[Data entries for graphics]
******
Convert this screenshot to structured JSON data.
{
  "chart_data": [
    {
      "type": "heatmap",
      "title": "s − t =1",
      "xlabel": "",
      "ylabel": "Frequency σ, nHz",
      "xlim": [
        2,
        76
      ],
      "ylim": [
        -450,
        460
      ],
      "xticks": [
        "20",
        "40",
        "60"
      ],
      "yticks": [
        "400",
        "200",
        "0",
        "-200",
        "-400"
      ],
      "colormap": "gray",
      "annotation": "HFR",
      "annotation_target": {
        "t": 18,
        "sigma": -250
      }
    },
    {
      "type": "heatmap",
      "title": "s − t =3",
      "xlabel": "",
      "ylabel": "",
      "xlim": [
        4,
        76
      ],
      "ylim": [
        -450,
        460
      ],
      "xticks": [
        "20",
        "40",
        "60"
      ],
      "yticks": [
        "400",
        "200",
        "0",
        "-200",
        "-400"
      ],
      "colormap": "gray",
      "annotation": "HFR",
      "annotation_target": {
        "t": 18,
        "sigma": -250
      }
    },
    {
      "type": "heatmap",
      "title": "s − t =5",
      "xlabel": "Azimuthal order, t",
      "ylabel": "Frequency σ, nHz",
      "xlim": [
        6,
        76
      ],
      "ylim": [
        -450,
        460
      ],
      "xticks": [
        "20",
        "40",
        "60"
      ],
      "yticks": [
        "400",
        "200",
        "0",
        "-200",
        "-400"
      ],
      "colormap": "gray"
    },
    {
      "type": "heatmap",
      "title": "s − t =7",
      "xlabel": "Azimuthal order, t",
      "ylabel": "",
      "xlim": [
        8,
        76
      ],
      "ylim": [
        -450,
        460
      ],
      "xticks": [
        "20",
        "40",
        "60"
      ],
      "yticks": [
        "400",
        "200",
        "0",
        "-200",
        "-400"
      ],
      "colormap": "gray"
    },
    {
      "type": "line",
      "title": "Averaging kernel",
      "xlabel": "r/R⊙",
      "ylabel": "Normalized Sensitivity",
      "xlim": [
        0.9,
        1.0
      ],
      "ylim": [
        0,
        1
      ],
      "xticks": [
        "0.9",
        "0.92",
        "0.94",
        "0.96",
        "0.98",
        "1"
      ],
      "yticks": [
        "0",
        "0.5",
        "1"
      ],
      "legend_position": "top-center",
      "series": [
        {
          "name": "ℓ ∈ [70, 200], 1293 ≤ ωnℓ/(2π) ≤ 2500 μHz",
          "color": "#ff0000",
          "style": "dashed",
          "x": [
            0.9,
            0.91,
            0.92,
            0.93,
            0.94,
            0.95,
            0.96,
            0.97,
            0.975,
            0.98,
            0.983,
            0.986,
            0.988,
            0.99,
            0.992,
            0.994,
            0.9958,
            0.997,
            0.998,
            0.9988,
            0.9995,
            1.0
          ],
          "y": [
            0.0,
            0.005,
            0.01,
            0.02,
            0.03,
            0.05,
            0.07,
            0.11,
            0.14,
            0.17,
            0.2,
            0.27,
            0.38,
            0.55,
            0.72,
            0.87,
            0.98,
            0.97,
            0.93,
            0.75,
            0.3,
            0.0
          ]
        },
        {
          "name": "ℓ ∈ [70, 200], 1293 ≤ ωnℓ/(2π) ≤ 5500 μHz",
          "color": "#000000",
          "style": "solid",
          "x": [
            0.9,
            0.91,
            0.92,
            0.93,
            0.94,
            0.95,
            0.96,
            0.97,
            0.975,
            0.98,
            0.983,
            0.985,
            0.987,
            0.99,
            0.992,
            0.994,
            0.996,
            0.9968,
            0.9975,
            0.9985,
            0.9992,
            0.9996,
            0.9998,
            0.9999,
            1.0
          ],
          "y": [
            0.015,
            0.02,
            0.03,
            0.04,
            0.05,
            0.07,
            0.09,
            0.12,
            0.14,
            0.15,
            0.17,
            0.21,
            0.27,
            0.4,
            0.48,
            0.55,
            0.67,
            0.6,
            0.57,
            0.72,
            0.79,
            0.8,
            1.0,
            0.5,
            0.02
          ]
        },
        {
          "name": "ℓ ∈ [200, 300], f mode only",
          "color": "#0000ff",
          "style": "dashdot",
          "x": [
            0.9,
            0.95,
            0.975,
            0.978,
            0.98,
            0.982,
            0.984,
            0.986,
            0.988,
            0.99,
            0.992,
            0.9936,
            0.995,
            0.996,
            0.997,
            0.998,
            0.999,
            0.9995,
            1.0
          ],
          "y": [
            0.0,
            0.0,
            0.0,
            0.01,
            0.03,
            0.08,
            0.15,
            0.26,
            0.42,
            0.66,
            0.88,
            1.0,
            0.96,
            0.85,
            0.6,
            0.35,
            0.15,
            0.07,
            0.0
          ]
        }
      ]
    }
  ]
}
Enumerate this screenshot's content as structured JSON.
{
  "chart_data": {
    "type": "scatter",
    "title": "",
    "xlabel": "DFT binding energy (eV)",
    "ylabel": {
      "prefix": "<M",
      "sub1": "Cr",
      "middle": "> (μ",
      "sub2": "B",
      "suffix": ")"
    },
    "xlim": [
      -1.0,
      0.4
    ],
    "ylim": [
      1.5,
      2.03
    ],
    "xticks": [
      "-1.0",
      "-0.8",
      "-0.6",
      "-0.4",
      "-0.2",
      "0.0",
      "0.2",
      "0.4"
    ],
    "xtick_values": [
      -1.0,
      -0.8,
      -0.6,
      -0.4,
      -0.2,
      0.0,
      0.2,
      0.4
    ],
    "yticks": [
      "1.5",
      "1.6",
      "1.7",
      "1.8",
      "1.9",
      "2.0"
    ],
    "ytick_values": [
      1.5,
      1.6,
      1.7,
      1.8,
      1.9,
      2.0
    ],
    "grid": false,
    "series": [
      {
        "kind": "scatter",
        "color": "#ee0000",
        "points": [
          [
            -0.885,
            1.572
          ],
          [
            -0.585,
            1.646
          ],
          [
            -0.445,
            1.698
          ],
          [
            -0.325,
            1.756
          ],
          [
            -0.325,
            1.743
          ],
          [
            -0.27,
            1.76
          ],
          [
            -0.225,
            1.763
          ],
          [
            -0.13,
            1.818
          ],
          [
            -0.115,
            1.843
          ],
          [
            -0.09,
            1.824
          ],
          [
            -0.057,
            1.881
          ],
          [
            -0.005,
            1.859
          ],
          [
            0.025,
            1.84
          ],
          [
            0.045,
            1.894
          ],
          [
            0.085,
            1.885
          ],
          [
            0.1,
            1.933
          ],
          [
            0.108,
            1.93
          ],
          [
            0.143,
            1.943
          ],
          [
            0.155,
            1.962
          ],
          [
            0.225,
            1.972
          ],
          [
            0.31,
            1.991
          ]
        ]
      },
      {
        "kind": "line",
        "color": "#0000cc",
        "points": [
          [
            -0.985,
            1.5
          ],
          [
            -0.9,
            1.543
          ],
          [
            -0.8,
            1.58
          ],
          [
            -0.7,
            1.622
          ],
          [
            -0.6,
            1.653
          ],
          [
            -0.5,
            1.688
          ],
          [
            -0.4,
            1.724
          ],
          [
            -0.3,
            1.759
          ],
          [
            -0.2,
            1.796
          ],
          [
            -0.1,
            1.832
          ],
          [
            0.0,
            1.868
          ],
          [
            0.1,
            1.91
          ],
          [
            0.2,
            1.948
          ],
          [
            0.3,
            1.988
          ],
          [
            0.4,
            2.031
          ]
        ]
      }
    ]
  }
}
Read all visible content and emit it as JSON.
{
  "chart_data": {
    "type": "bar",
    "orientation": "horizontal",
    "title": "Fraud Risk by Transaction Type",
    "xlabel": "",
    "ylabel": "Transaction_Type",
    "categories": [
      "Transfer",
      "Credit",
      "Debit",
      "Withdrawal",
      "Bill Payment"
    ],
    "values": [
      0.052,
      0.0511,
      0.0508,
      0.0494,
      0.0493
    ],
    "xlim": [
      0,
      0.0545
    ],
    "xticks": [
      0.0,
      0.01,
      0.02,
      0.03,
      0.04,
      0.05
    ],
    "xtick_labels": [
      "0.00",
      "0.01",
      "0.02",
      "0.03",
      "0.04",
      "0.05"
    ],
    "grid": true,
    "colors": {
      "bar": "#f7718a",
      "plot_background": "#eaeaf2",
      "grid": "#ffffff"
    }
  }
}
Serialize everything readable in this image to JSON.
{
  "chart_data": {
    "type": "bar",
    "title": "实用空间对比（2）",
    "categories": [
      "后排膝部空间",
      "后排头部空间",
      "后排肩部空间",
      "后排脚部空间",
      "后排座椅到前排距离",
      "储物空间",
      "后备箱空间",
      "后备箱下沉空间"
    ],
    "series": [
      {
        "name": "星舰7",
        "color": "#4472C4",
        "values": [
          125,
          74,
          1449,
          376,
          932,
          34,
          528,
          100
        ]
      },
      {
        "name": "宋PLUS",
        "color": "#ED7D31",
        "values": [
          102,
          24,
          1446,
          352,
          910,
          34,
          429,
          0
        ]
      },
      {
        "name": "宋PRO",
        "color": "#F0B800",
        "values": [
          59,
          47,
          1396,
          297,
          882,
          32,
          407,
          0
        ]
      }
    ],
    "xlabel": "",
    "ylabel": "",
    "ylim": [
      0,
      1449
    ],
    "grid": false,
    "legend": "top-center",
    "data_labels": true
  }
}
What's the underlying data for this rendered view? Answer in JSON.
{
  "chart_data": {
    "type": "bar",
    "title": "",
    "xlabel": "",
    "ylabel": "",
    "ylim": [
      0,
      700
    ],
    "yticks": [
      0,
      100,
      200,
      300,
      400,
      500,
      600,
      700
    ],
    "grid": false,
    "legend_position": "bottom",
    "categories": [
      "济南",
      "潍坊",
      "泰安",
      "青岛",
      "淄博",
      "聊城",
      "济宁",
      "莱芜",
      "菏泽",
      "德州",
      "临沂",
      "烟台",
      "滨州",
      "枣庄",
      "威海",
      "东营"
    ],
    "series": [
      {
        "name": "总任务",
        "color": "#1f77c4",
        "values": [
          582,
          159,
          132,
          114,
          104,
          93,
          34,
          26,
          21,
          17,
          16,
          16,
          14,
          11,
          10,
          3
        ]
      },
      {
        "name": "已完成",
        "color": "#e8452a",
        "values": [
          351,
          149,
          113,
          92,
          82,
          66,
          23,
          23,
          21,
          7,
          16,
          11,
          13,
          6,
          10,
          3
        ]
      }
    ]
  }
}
******
▸ Do this
Say how many lines in this listing hold the string "name", giving the count and nothing more.

▸ Result
8